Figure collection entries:
──────────────────────────────

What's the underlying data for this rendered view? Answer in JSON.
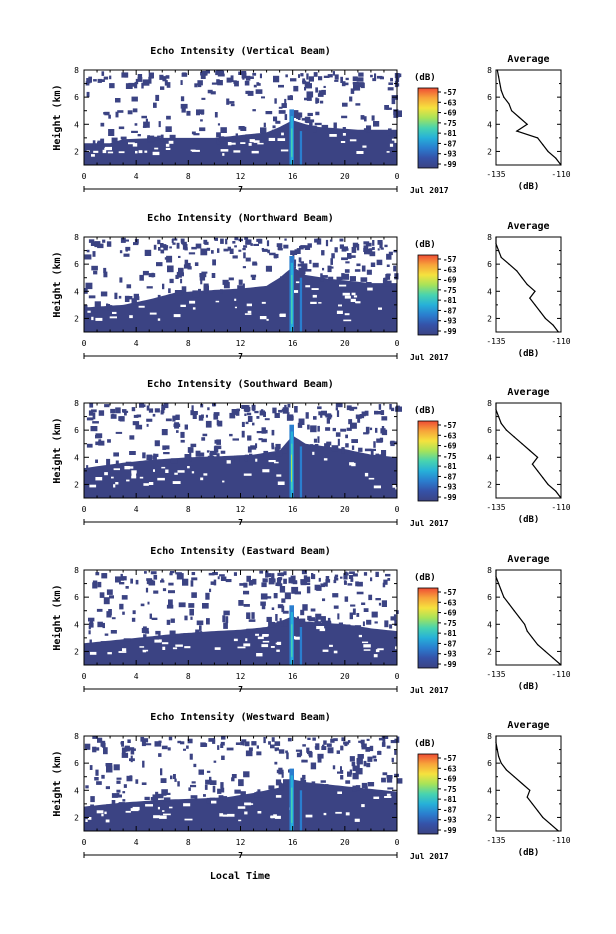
{
  "common": {
    "y_label": "Height (km)",
    "unit_label": "(dB)",
    "colorbar_ticks": [
      "-57",
      "-63",
      "-69",
      "-75",
      "-81",
      "-87",
      "-93",
      "-99"
    ],
    "time_ticks": [
      "0",
      "4",
      "8",
      "12",
      "16",
      "20",
      "0"
    ],
    "period_day": "7",
    "period_month_year": "Jul 2017",
    "x_label": "Local Time",
    "avg_title": "Average",
    "avg_x_ticks": [
      "-135",
      "-110"
    ],
    "avg_x_label": "(dB)"
  },
  "colors": {
    "background": "#3b4383",
    "colorbar": [
      "#3b4383",
      "#3552a8",
      "#2a7ecf",
      "#26b0d9",
      "#47d3b0",
      "#a6e35a",
      "#f5e23e",
      "#f7a53a",
      "#ef4c34"
    ]
  },
  "chart_data": [
    {
      "type": "heatmap",
      "title": "Echo Intensity (Vertical Beam)",
      "x_range": [
        0,
        24
      ],
      "y_range": [
        1,
        8
      ],
      "color_range_db": [
        -99,
        -57
      ],
      "average_profile": {
        "title": "Average",
        "x_range": [
          -135,
          -110
        ],
        "y_range": [
          1,
          8
        ],
        "height_km": [
          1.0,
          1.5,
          2.0,
          2.5,
          3.0,
          3.5,
          4.0,
          4.5,
          5.0,
          5.5,
          6.0,
          6.5,
          7.0,
          7.5,
          8.0
        ],
        "value_db": [
          -110,
          -112,
          -115,
          -117,
          -119,
          -127,
          -123,
          -126,
          -129,
          -130,
          -132,
          -133,
          -133.5,
          -134,
          -134.5
        ]
      }
    },
    {
      "type": "heatmap",
      "title": "Echo Intensity (Northward Beam)",
      "x_range": [
        0,
        24
      ],
      "y_range": [
        1,
        8
      ],
      "color_range_db": [
        -99,
        -57
      ],
      "average_profile": {
        "title": "Average",
        "x_range": [
          -135,
          -110
        ],
        "y_range": [
          1,
          8
        ],
        "height_km": [
          1.0,
          1.5,
          2.0,
          2.5,
          3.0,
          3.5,
          4.0,
          4.5,
          5.0,
          5.5,
          6.0,
          6.5,
          7.0,
          7.5,
          8.0
        ],
        "value_db": [
          -111,
          -113,
          -116,
          -118,
          -120,
          -122,
          -120,
          -123,
          -125,
          -127,
          -130,
          -133,
          -134,
          -135,
          -135
        ]
      }
    },
    {
      "type": "heatmap",
      "title": "Echo Intensity (Southward Beam)",
      "x_range": [
        0,
        24
      ],
      "y_range": [
        1,
        8
      ],
      "color_range_db": [
        -99,
        -57
      ],
      "average_profile": {
        "title": "Average",
        "x_range": [
          -135,
          -110
        ],
        "y_range": [
          1,
          8
        ],
        "height_km": [
          1.0,
          1.5,
          2.0,
          2.5,
          3.0,
          3.5,
          4.0,
          4.5,
          5.0,
          5.5,
          6.0,
          6.5,
          7.0,
          7.5,
          8.0
        ],
        "value_db": [
          -110,
          -112,
          -115,
          -117,
          -119,
          -121,
          -119,
          -122,
          -125,
          -128,
          -131,
          -133,
          -134,
          -135,
          -135
        ]
      }
    },
    {
      "type": "heatmap",
      "title": "Echo Intensity (Eastward Beam)",
      "x_range": [
        0,
        24
      ],
      "y_range": [
        1,
        8
      ],
      "color_range_db": [
        -99,
        -57
      ],
      "average_profile": {
        "title": "Average",
        "x_range": [
          -135,
          -110
        ],
        "y_range": [
          1,
          8
        ],
        "height_km": [
          1.0,
          1.5,
          2.0,
          2.5,
          3.0,
          3.5,
          4.0,
          4.5,
          5.0,
          5.5,
          6.0,
          6.5,
          7.0,
          7.5,
          8.0
        ],
        "value_db": [
          -110,
          -113,
          -116,
          -119,
          -121,
          -123,
          -124,
          -126,
          -128,
          -130,
          -132,
          -133,
          -134,
          -135,
          -135
        ]
      }
    },
    {
      "type": "heatmap",
      "title": "Echo Intensity (Westward Beam)",
      "x_range": [
        0,
        24
      ],
      "y_range": [
        1,
        8
      ],
      "color_range_db": [
        -99,
        -57
      ],
      "average_profile": {
        "title": "Average",
        "x_range": [
          -135,
          -110
        ],
        "y_range": [
          1,
          8
        ],
        "height_km": [
          1.0,
          1.5,
          2.0,
          2.5,
          3.0,
          3.5,
          4.0,
          4.5,
          5.0,
          5.5,
          6.0,
          6.5,
          7.0,
          7.5,
          8.0
        ],
        "value_db": [
          -111,
          -114,
          -117,
          -119,
          -121,
          -123,
          -122,
          -125,
          -128,
          -131,
          -133,
          -134,
          -134.5,
          -135,
          -135
        ]
      }
    }
  ]
}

──────────────────────────────

Leave out the pictures and give the rest of the records again exactly.

FINAL ANSWER —
What's the underlying data for this rendered view? Answer in JSON.
{
  "common": {
    "y_label": "Height (km)",
    "unit_label": "(dB)",
    "colorbar_ticks": [
      "-57",
      "-63",
      "-69",
      "-75",
      "-81",
      "-87",
      "-93",
      "-99"
    ],
    "time_ticks": [
      "0",
      "4",
      "8",
      "12",
      "16",
      "20",
      "0"
    ],
    "period_day": "7",
    "period_month_year": "Jul 2017",
    "x_label": "Local Time",
    "avg_title": "Average",
    "avg_x_ticks": [
      "-135",
      "-110"
    ],
    "avg_x_label": "(dB)"
  },
  "colors": {
    "background": "#3b4383",
    "colorbar": [
      "#3b4383",
      "#3552a8",
      "#2a7ecf",
      "#26b0d9",
      "#47d3b0",
      "#a6e35a",
      "#f5e23e",
      "#f7a53a",
      "#ef4c34"
    ]
  },
  "chart_data": [
    {
      "type": "heatmap",
      "title": "Echo Intensity (Vertical Beam)",
      "x_range": [
        0,
        24
      ],
      "y_range": [
        1,
        8
      ],
      "color_range_db": [
        -99,
        -57
      ],
      "average_profile": {
        "title": "Average",
        "x_range": [
          -135,
          -110
        ],
        "y_range": [
          1,
          8
        ],
        "height_km": [
          1.0,
          1.5,
          2.0,
          2.5,
          3.0,
          3.5,
          4.0,
          4.5,
          5.0,
          5.5,
          6.0,
          6.5,
          7.0,
          7.5,
          8.0
        ],
        "value_db": [
          -110,
          -112,
          -115,
          -117,
          -119,
          -127,
          -123,
          -126,
          -129,
          -130,
          -132,
          -133,
          -133.5,
          -134,
          -134.5
        ]
      }
    },
    {
      "type": "heatmap",
      "title": "Echo Intensity (Northward Beam)",
      "x_range": [
        0,
        24
      ],
      "y_range": [
        1,
        8
      ],
      "color_range_db": [
        -99,
        -57
      ],
      "average_profile": {
        "title": "Average",
        "x_range": [
          -135,
          -110
        ],
        "y_range": [
          1,
          8
        ],
        "height_km": [
          1.0,
          1.5,
          2.0,
          2.5,
          3.0,
          3.5,
          4.0,
          4.5,
          5.0,
          5.5,
          6.0,
          6.5,
          7.0,
          7.5,
          8.0
        ],
        "value_db": [
          -111,
          -113,
          -116,
          -118,
          -120,
          -122,
          -120,
          -123,
          -125,
          -127,
          -130,
          -133,
          -134,
          -135,
          -135
        ]
      }
    },
    {
      "type": "heatmap",
      "title": "Echo Intensity (Southward Beam)",
      "x_range": [
        0,
        24
      ],
      "y_range": [
        1,
        8
      ],
      "color_range_db": [
        -99,
        -57
      ],
      "average_profile": {
        "title": "Average",
        "x_range": [
          -135,
          -110
        ],
        "y_range": [
          1,
          8
        ],
        "height_km": [
          1.0,
          1.5,
          2.0,
          2.5,
          3.0,
          3.5,
          4.0,
          4.5,
          5.0,
          5.5,
          6.0,
          6.5,
          7.0,
          7.5,
          8.0
        ],
        "value_db": [
          -110,
          -112,
          -115,
          -117,
          -119,
          -121,
          -119,
          -122,
          -125,
          -128,
          -131,
          -133,
          -134,
          -135,
          -135
        ]
      }
    },
    {
      "type": "heatmap",
      "title": "Echo Intensity (Eastward Beam)",
      "x_range": [
        0,
        24
      ],
      "y_range": [
        1,
        8
      ],
      "color_range_db": [
        -99,
        -57
      ],
      "average_profile": {
        "title": "Average",
        "x_range": [
          -135,
          -110
        ],
        "y_range": [
          1,
          8
        ],
        "height_km": [
          1.0,
          1.5,
          2.0,
          2.5,
          3.0,
          3.5,
          4.0,
          4.5,
          5.0,
          5.5,
          6.0,
          6.5,
          7.0,
          7.5,
          8.0
        ],
        "value_db": [
          -110,
          -113,
          -116,
          -119,
          -121,
          -123,
          -124,
          -126,
          -128,
          -130,
          -132,
          -133,
          -134,
          -135,
          -135
        ]
      }
    },
    {
      "type": "heatmap",
      "title": "Echo Intensity (Westward Beam)",
      "x_range": [
        0,
        24
      ],
      "y_range": [
        1,
        8
      ],
      "color_range_db": [
        -99,
        -57
      ],
      "average_profile": {
        "title": "Average",
        "x_range": [
          -135,
          -110
        ],
        "y_range": [
          1,
          8
        ],
        "height_km": [
          1.0,
          1.5,
          2.0,
          2.5,
          3.0,
          3.5,
          4.0,
          4.5,
          5.0,
          5.5,
          6.0,
          6.5,
          7.0,
          7.5,
          8.0
        ],
        "value_db": [
          -111,
          -114,
          -117,
          -119,
          -121,
          -123,
          -122,
          -125,
          -128,
          -131,
          -133,
          -134,
          -134.5,
          -135,
          -135
        ]
      }
    }
  ]
}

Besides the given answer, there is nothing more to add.